AIM: Can you print every line of the stored data entries below verbatim, with no changes?

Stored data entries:
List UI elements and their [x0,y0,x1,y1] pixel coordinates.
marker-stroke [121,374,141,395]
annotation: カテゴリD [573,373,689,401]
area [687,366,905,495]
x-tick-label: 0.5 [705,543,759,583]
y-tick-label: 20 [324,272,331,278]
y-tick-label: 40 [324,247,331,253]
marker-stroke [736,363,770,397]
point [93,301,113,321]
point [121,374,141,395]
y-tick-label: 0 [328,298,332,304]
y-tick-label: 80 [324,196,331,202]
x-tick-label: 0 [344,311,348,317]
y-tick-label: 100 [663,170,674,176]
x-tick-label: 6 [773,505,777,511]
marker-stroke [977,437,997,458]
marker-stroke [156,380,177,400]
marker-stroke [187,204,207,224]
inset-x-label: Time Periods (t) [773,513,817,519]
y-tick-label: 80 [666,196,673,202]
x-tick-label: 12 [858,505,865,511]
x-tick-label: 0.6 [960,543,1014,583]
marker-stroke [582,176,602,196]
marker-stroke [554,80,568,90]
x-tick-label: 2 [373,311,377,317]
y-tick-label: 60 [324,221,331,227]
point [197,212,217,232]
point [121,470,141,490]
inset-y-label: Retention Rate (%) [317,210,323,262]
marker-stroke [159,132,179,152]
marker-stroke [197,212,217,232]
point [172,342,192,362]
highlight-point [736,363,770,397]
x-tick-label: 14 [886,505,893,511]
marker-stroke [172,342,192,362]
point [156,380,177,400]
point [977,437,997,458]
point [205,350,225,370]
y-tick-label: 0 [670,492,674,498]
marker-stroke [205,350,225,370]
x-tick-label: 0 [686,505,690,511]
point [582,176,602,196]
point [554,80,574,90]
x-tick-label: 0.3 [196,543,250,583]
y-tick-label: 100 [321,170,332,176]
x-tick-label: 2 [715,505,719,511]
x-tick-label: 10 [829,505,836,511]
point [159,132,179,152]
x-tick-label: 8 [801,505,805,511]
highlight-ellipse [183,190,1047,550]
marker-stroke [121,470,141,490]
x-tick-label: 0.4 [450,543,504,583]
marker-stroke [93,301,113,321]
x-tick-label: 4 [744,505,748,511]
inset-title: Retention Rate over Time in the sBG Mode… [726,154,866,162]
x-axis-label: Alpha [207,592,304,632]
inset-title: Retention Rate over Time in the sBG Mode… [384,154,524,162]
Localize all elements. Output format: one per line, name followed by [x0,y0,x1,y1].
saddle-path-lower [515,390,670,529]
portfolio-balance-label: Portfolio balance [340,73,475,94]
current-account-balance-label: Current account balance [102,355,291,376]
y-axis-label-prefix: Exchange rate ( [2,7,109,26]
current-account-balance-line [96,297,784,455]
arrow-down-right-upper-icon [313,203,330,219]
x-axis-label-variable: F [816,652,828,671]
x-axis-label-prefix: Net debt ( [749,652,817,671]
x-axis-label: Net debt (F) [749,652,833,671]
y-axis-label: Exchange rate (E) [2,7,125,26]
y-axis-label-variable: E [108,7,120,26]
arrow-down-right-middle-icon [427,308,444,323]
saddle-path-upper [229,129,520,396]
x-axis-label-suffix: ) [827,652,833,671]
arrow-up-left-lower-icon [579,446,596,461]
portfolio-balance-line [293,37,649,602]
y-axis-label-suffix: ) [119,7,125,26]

RESULT OF THIS TASK:
List UI elements and their [x0,y0,x1,y1] pixel coordinates.
marker-stroke [121,374,141,395]
annotation: カテゴリD [573,373,689,401]
area [687,366,905,495]
x-tick-label: 0.5 [705,543,759,583]
y-tick-label: 20 [324,272,331,278]
y-tick-label: 40 [324,247,331,253]
marker-stroke [736,363,770,397]
point [93,301,113,321]
point [121,374,141,395]
y-tick-label: 0 [328,298,332,304]
y-tick-label: 80 [324,196,331,202]
x-tick-label: 0 [344,311,348,317]
y-tick-label: 100 [663,170,674,176]
x-tick-label: 6 [773,505,777,511]
marker-stroke [977,437,997,458]
marker-stroke [156,380,177,400]
marker-stroke [187,204,207,224]
inset-x-label: Time Periods (t) [773,513,817,519]
y-tick-label: 80 [666,196,673,202]
x-tick-label: 12 [858,505,865,511]
x-tick-label: 0.6 [960,543,1014,583]
marker-stroke [582,176,602,196]
marker-stroke [554,80,568,90]
x-tick-label: 2 [373,311,377,317]
y-tick-label: 60 [324,221,331,227]
point [197,212,217,232]
point [121,470,141,490]
inset-y-label: Retention Rate (%) [317,210,323,262]
marker-stroke [159,132,179,152]
marker-stroke [197,212,217,232]
point [172,342,192,362]
highlight-point [736,363,770,397]
x-tick-label: 14 [886,505,893,511]
marker-stroke [172,342,192,362]
point [156,380,177,400]
point [977,437,997,458]
point [205,350,225,370]
y-tick-label: 0 [670,492,674,498]
marker-stroke [205,350,225,370]
x-tick-label: 0 [686,505,690,511]
point [582,176,602,196]
point [554,80,574,90]
x-tick-label: 0.3 [196,543,250,583]
y-tick-label: 100 [321,170,332,176]
x-tick-label: 2 [715,505,719,511]
x-tick-label: 10 [829,505,836,511]
point [159,132,179,152]
x-tick-label: 8 [801,505,805,511]
highlight-ellipse [183,190,1047,550]
marker-stroke [121,470,141,490]
x-tick-label: 0.4 [450,543,504,583]
marker-stroke [93,301,113,321]
x-tick-label: 4 [744,505,748,511]
inset-title: Retention Rate over Time in the sBG Mode… [726,154,866,162]
x-axis-label: Alpha [207,592,304,632]
inset-title: Retention Rate over Time in the sBG Mode… [384,154,524,162]
Localize all elements. Output format: one per line, name followed by [x0,y0,x1,y1].
saddle-path-lower [515,390,670,529]
portfolio-balance-label: Portfolio balance [340,73,475,94]
current-account-balance-label: Current account balance [102,355,291,376]
y-axis-label-prefix: Exchange rate ( [2,7,109,26]
current-account-balance-line [96,297,784,455]
arrow-down-right-upper-icon [313,203,330,219]
x-axis-label-variable: F [816,652,828,671]
x-axis-label-prefix: Net debt ( [749,652,817,671]
x-axis-label: Net debt (F) [749,652,833,671]
y-axis-label: Exchange rate (E) [2,7,125,26]
y-axis-label-variable: E [108,7,120,26]
arrow-down-right-middle-icon [427,308,444,323]
saddle-path-upper [229,129,520,396]
x-axis-label-suffix: ) [827,652,833,671]
arrow-up-left-lower-icon [579,446,596,461]
portfolio-balance-line [293,37,649,602]
y-axis-label-suffix: ) [119,7,125,26]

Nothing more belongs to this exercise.